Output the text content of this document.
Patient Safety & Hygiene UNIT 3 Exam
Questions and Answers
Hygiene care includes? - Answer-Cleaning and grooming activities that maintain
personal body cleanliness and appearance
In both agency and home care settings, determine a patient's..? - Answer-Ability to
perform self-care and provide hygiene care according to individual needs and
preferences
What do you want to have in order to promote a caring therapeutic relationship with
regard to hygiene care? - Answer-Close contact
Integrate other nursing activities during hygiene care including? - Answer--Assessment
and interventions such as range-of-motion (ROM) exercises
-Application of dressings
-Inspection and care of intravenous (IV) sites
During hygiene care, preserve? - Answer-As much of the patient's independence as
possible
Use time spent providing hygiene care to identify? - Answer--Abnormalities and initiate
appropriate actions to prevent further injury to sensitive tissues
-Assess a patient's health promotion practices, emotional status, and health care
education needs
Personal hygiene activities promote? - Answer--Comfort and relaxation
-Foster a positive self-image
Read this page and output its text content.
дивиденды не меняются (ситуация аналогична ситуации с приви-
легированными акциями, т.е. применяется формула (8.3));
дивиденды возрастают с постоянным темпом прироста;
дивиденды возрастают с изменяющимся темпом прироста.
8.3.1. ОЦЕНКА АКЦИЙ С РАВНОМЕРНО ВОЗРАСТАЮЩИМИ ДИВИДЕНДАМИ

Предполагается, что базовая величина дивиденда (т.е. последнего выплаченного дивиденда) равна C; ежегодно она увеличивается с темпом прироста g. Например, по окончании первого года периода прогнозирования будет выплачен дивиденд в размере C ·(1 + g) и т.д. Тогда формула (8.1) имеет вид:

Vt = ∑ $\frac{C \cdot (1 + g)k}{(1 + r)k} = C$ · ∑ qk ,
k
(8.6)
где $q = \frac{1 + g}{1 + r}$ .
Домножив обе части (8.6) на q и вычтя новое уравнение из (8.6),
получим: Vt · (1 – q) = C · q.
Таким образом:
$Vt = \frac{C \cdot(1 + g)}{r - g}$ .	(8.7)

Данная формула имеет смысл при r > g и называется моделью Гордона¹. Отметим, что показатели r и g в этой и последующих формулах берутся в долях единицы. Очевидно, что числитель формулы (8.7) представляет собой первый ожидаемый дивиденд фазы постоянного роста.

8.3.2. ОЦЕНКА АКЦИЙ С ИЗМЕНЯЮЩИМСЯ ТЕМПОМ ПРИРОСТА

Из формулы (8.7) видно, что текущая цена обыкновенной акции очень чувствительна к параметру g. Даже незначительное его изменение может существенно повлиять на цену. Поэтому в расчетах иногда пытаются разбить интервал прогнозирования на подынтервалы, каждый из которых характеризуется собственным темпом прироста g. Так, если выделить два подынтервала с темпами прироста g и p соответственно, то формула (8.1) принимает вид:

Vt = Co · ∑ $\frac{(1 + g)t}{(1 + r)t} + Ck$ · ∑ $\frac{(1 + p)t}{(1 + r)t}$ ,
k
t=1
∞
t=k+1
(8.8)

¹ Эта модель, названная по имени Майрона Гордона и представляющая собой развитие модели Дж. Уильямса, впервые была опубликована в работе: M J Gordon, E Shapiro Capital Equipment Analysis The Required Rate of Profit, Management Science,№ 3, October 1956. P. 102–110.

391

- **GIVEN PROBLEM**
Reproduce the entries above exactly.

- **ANSWER IN FULL**
Output the text content of this document.
Patient Safety & Hygiene UNIT 3 Exam
Questions and Answers
Hygiene care includes? - Answer-Cleaning and grooming activities that maintain
personal body cleanliness and appearance
In both agency and home care settings, determine a patient's..? - Answer-Ability to
perform self-care and provide hygiene care according to individual needs and
preferences
What do you want to have in order to promote a caring therapeutic relationship with
regard to hygiene care? - Answer-Close contact
Integrate other nursing activities during hygiene care including? - Answer--Assessment
and interventions such as range-of-motion (ROM) exercises
-Application of dressings
-Inspection and care of intravenous (IV) sites
During hygiene care, preserve? - Answer-As much of the patient's independence as
possible
Use time spent providing hygiene care to identify? - Answer--Abnormalities and initiate
appropriate actions to prevent further injury to sensitive tissues
-Assess a patient's health promotion practices, emotional status, and health care
education needs
Personal hygiene activities promote? - Answer--Comfort and relaxation
-Foster a positive self-image
Read this page and output its text content.
дивиденды не меняются (ситуация аналогична ситуации с приви-
легированными акциями, т.е. применяется формула (8.3));
дивиденды возрастают с постоянным темпом прироста;
дивиденды возрастают с изменяющимся темпом прироста.
8.3.1. ОЦЕНКА АКЦИЙ С РАВНОМЕРНО ВОЗРАСТАЮЩИМИ ДИВИДЕНДАМИ

Предполагается, что базовая величина дивиденда (т.е. последнего выплаченного дивиденда) равна C; ежегодно она увеличивается с темпом прироста g. Например, по окончании первого года периода прогнозирования будет выплачен дивиденд в размере C ·(1 + g) и т.д. Тогда формула (8.1) имеет вид:

Vt = ∑ $\frac{C \cdot (1 + g)k}{(1 + r)k} = C$ · ∑ qk ,
k
(8.6)
где $q = \frac{1 + g}{1 + r}$ .
Домножив обе части (8.6) на q и вычтя новое уравнение из (8.6),
получим: Vt · (1 – q) = C · q.
Таким образом:
$Vt = \frac{C \cdot(1 + g)}{r - g}$ .	(8.7)

Данная формула имеет смысл при r > g и называется моделью Гордона¹. Отметим, что показатели r и g в этой и последующих формулах берутся в долях единицы. Очевидно, что числитель формулы (8.7) представляет собой первый ожидаемый дивиденд фазы постоянного роста.

8.3.2. ОЦЕНКА АКЦИЙ С ИЗМЕНЯЮЩИМСЯ ТЕМПОМ ПРИРОСТА

Из формулы (8.7) видно, что текущая цена обыкновенной акции очень чувствительна к параметру g. Даже незначительное его изменение может существенно повлиять на цену. Поэтому в расчетах иногда пытаются разбить интервал прогнозирования на подынтервалы, каждый из которых характеризуется собственным темпом прироста g. Так, если выделить два подынтервала с темпами прироста g и p соответственно, то формула (8.1) принимает вид:

Vt = Co · ∑ $\frac{(1 + g)t}{(1 + r)t} + Ck$ · ∑ $\frac{(1 + p)t}{(1 + r)t}$ ,
k
t=1
∞
t=k+1
(8.8)

¹ Эта модель, названная по имени Майрона Гордона и представляющая собой развитие модели Дж. Уильямса, впервые была опубликована в работе: M J Gordon, E Shapiro Capital Equipment Analysis The Required Rate of Profit, Management Science,№ 3, October 1956. P. 102–110.

391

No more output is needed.